* BEGIN DATA PROVIDED *
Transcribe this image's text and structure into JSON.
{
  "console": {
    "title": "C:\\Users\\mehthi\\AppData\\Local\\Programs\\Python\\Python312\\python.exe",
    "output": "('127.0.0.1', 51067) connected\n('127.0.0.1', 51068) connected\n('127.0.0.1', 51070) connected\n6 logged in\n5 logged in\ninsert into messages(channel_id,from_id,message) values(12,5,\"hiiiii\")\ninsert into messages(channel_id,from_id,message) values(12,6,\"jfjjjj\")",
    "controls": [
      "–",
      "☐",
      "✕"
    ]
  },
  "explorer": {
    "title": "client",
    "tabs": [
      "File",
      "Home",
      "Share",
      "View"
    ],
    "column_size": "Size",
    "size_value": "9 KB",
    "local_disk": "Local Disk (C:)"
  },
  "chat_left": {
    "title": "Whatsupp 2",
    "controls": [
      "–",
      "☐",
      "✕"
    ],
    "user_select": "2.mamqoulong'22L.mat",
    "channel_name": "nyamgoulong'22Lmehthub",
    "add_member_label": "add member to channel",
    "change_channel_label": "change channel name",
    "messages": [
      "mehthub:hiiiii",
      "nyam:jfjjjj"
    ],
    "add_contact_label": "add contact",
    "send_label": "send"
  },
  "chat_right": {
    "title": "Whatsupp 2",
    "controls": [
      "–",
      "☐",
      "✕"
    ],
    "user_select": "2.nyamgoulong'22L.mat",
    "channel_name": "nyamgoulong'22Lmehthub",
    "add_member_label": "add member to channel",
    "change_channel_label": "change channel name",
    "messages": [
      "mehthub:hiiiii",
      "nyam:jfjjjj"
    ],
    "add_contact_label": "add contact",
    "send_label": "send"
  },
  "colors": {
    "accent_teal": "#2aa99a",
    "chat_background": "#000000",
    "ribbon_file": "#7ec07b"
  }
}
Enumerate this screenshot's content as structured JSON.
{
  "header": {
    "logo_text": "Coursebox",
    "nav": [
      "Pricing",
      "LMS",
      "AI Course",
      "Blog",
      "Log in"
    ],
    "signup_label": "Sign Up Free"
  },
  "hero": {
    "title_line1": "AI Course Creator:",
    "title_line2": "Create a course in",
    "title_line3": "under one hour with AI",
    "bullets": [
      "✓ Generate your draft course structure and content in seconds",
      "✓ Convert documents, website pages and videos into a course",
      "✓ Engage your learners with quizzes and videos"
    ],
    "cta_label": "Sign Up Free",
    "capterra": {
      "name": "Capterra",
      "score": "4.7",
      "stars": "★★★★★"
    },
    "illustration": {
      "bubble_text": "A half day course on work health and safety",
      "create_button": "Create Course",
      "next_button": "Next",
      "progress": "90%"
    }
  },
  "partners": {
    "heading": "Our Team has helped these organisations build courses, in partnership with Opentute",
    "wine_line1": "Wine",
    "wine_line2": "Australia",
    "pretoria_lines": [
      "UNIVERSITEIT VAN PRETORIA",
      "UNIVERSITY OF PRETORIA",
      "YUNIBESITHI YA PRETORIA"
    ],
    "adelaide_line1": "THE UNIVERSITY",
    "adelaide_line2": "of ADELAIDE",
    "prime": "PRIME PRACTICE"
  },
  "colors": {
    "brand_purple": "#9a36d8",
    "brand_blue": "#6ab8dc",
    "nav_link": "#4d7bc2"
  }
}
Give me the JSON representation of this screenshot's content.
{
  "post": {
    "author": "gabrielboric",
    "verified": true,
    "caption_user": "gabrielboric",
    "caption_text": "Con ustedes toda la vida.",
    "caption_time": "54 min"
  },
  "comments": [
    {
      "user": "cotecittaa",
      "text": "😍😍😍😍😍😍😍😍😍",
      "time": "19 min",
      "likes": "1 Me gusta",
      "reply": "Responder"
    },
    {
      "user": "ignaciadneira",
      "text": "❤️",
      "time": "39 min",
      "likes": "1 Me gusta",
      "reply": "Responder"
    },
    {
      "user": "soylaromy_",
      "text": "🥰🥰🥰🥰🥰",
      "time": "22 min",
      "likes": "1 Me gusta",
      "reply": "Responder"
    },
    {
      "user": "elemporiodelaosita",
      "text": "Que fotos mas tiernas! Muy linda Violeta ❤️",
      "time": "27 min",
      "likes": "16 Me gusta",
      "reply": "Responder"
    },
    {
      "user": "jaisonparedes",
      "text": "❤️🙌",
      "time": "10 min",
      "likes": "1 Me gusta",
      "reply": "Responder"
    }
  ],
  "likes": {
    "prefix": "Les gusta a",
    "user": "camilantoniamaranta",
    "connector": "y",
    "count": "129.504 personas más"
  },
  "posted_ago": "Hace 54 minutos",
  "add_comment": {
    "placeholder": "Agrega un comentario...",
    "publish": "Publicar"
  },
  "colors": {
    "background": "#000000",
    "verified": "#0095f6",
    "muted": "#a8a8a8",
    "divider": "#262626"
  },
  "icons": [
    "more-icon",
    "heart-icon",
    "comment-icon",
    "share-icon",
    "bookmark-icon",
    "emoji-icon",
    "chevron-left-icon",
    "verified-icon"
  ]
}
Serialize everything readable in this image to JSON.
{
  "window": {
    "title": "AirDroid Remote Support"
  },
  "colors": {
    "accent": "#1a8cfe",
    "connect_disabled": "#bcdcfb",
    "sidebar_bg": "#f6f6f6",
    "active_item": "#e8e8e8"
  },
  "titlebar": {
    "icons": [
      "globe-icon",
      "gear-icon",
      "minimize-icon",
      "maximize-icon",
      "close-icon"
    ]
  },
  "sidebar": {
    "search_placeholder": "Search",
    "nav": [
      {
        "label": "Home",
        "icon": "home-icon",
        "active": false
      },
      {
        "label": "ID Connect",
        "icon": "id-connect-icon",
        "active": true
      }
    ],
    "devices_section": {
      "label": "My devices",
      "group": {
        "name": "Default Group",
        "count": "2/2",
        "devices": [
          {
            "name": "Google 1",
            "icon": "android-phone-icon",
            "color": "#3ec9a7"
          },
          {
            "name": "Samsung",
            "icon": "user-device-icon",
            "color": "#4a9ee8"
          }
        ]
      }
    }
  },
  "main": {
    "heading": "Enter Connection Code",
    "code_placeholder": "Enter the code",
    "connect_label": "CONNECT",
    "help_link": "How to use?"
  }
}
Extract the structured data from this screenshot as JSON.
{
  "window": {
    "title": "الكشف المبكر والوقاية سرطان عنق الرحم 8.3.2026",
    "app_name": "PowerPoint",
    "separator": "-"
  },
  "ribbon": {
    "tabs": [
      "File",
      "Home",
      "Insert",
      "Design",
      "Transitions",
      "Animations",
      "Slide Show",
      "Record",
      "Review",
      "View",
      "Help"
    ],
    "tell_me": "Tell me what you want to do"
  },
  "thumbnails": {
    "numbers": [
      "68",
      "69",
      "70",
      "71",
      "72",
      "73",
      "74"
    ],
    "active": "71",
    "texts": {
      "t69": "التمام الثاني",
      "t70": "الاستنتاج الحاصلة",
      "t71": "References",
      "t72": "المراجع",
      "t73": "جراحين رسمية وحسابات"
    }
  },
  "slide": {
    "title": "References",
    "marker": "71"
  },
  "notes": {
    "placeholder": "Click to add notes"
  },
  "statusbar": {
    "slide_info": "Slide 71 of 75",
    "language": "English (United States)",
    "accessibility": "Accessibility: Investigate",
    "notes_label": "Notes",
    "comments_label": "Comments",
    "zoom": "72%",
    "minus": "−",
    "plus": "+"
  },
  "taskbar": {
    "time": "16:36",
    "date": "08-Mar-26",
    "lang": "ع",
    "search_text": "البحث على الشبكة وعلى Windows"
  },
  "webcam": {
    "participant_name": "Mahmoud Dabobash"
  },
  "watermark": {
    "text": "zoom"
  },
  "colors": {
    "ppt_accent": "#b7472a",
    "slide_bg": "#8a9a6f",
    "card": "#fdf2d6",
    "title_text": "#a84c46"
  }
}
* END DATA PROVIDED *
EXERCISE OBJECTIVE: Copy every line of the listing that contains the word "Create".

SOLUTION FOR THIS EXERCISE:
    "title_line2": "Create a course in",
      "create_button": "Create Course",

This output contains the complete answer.